* **WHAT THIS TASK INVOLVES**:
Check every line of the data below for the string "一棵小树", and copy the ones that hold it.

* **WORKING DATA**:
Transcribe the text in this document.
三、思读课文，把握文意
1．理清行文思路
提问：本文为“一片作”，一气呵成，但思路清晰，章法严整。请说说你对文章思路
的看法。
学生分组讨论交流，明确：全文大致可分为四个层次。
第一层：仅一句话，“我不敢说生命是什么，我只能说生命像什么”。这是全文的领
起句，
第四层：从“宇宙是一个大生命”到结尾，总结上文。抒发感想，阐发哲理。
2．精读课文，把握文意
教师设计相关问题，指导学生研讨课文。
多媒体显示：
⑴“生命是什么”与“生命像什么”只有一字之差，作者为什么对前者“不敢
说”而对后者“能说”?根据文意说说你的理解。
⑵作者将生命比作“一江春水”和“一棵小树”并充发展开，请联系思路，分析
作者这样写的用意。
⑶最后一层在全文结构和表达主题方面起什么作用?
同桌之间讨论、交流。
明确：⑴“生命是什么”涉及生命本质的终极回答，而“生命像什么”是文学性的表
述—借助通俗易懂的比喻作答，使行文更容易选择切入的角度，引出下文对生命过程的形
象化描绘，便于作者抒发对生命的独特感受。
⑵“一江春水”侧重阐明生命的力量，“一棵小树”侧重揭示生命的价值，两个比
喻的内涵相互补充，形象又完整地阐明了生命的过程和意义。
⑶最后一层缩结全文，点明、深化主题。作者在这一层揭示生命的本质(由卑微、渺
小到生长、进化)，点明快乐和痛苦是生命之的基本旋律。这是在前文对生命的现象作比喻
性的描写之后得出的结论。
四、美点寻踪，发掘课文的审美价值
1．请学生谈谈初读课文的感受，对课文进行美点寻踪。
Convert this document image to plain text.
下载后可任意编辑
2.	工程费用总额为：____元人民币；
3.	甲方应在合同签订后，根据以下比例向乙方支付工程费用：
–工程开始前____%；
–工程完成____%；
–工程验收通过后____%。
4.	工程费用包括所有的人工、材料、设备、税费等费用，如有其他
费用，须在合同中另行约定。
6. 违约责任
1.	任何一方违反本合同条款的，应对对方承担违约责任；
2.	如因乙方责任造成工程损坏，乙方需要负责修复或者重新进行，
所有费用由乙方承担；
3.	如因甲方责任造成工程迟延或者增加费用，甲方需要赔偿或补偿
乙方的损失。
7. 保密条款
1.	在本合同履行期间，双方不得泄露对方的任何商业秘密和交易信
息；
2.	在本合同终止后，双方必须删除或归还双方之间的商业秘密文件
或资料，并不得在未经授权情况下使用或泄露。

...

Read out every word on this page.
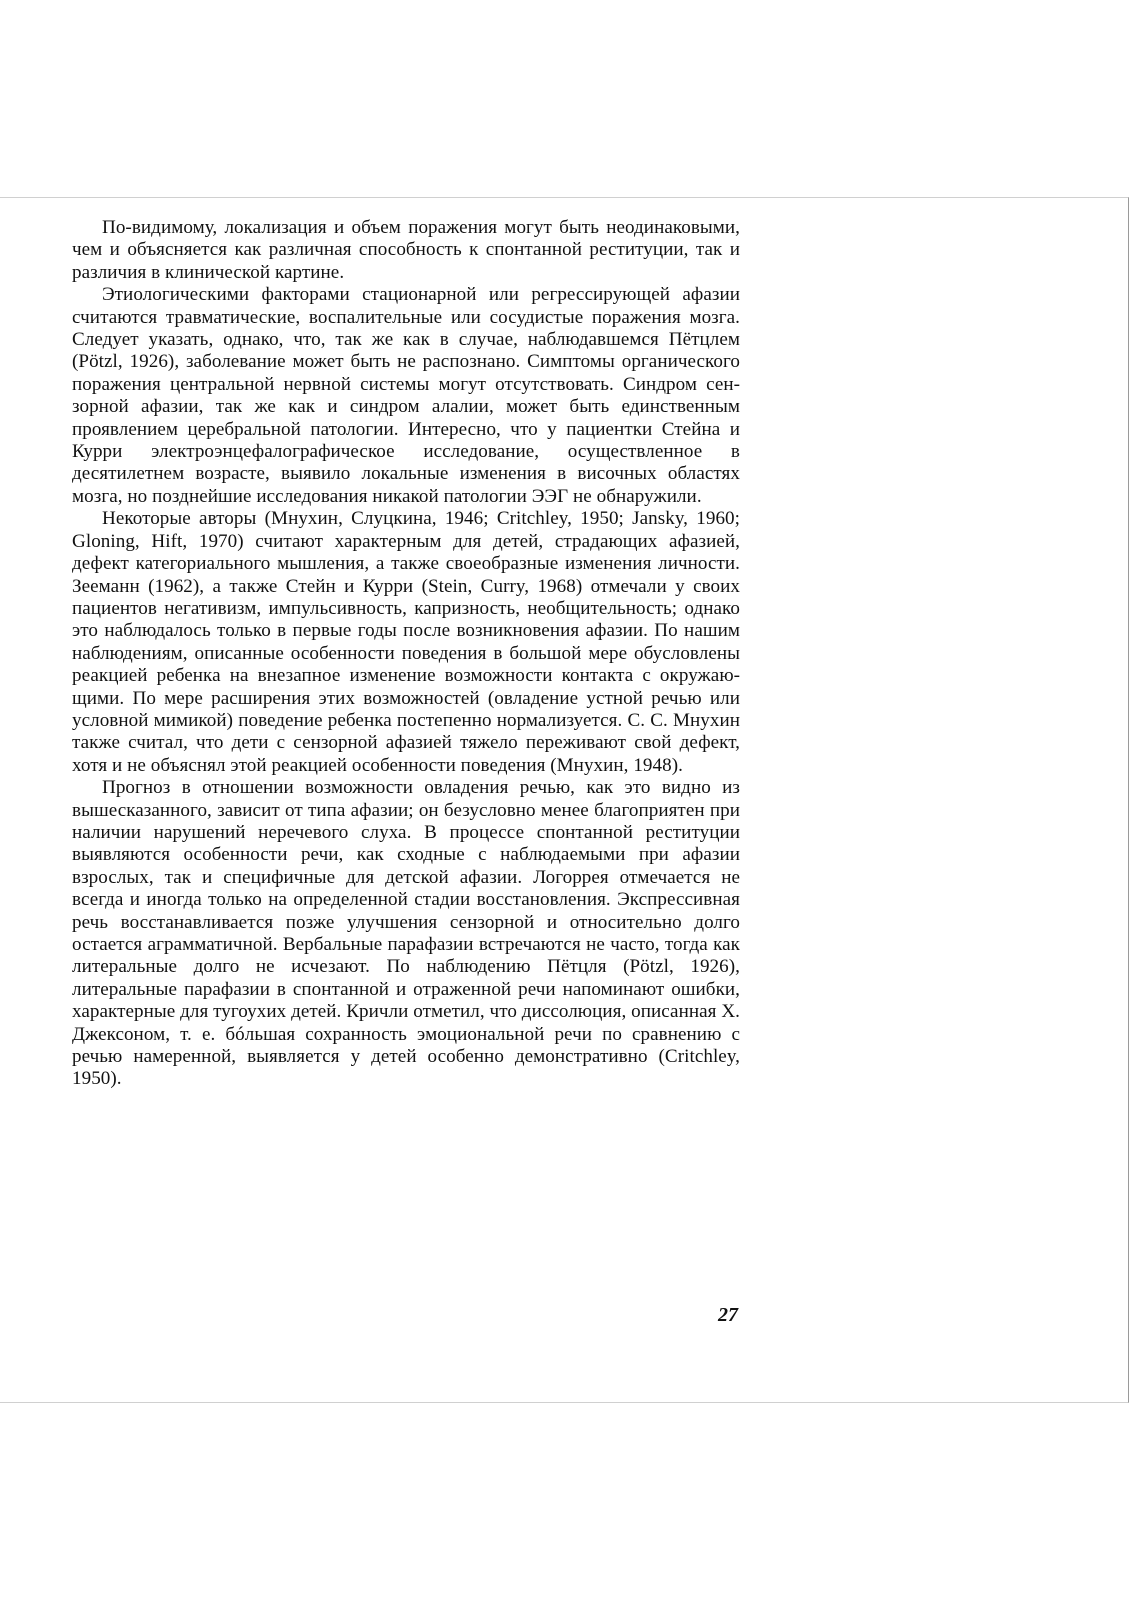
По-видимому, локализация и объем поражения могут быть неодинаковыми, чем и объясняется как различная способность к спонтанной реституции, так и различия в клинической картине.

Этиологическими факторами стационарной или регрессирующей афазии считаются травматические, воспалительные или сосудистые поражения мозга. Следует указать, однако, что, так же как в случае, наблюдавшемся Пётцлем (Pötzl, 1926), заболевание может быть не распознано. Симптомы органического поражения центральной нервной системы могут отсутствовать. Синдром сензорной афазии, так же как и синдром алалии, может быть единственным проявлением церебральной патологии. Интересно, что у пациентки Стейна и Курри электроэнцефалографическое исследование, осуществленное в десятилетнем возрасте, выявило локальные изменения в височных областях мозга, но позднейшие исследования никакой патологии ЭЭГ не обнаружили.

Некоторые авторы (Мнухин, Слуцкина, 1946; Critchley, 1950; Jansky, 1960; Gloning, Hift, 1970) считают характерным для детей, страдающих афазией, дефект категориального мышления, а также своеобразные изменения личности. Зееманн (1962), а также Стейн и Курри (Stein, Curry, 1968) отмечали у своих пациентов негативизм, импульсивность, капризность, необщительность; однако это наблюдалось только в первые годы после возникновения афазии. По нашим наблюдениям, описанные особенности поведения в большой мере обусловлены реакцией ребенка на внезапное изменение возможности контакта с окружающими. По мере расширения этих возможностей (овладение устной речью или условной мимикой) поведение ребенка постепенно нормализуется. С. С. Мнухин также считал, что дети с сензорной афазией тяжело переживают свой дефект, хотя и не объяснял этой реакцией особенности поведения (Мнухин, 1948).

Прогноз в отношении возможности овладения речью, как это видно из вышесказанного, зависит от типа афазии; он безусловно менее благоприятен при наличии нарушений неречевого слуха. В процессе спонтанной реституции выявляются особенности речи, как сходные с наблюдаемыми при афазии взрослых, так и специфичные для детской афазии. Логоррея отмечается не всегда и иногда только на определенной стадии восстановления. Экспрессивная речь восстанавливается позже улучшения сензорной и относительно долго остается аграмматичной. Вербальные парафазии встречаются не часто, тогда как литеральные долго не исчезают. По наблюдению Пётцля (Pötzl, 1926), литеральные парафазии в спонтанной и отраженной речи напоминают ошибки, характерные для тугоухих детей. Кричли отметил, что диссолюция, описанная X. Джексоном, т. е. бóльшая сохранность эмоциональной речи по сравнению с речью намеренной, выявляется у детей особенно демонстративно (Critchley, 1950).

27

* **SOLUTION TO THIS EXERCISE**:
⑵作者将生命比作“一江春水”和“一棵小树”并充发展开，请联系思路，分析
⑵“一江春水”侧重阐明生命的力量，“一棵小树”侧重揭示生命的价值，两个比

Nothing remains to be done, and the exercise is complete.